Saved data entries:

○ ○ ○ ○ ○ ○ ○

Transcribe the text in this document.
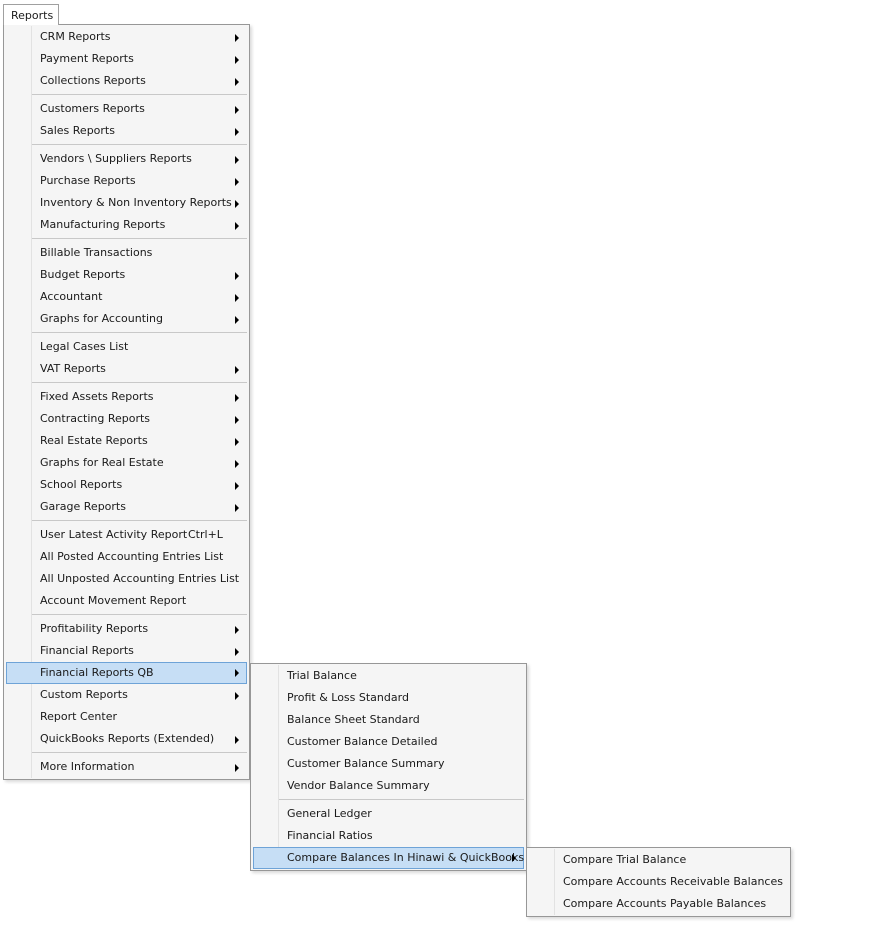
Reports
CRM Reports
Payment Reports
Collections Reports
Customers Reports
Sales Reports
Vendors \ Suppliers Reports
Purchase Reports
Inventory & Non Inventory Reports
Manufacturing Reports
Billable Transactions
Budget Reports
Accountant
Graphs for Accounting
Legal Cases List
VAT Reports
Fixed Assets Reports
Contracting Reports
Real Estate Reports
Graphs for Real Estate
School Reports
Garage Reports
User Latest Activity Report Ctrl+L
All Posted Accounting Entries List
All Unposted Accounting Entries List
Account Movement Report
Profitability Reports
Financial Reports
Financial Reports QB
Custom Reports
Report Center
QuickBooks Reports (Extended)
More Information
Trial Balance
Profit & Loss Standard
Balance Sheet Standard
Customer Balance Detailed
Customer Balance Summary
Vendor Balance Summary
General Ledger
Financial Ratios
Compare Balances In Hinawi & QuickBooks	Compare Trial Balance
Compare Accounts Receivable Balances
Compare Accounts Payable Balances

○ ○ ○ ○ ○ ○ ○

**GOAL**: Reproduce the entries above without change, omitting all pictures.

**RESPONSE TO THE EXERCISE**:
Transcribe the text in this document.
Reports
CRM Reports
Payment Reports
Collections Reports
Customers Reports
Sales Reports
Vendors \ Suppliers Reports
Purchase Reports
Inventory & Non Inventory Reports
Manufacturing Reports
Billable Transactions
Budget Reports
Accountant
Graphs for Accounting
Legal Cases List
VAT Reports
Fixed Assets Reports
Contracting Reports
Real Estate Reports
Graphs for Real Estate
School Reports
Garage Reports
User Latest Activity Report Ctrl+L
All Posted Accounting Entries List
All Unposted Accounting Entries List
Account Movement Report
Profitability Reports
Financial Reports
Financial Reports QB
Custom Reports
Report Center
QuickBooks Reports (Extended)
More Information
Trial Balance
Profit & Loss Standard
Balance Sheet Standard
Customer Balance Detailed
Customer Balance Summary
Vendor Balance Summary
General Ledger
Financial Ratios
Compare Balances In Hinawi & QuickBooks	Compare Trial Balance
Compare Accounts Receivable Balances
Compare Accounts Payable Balances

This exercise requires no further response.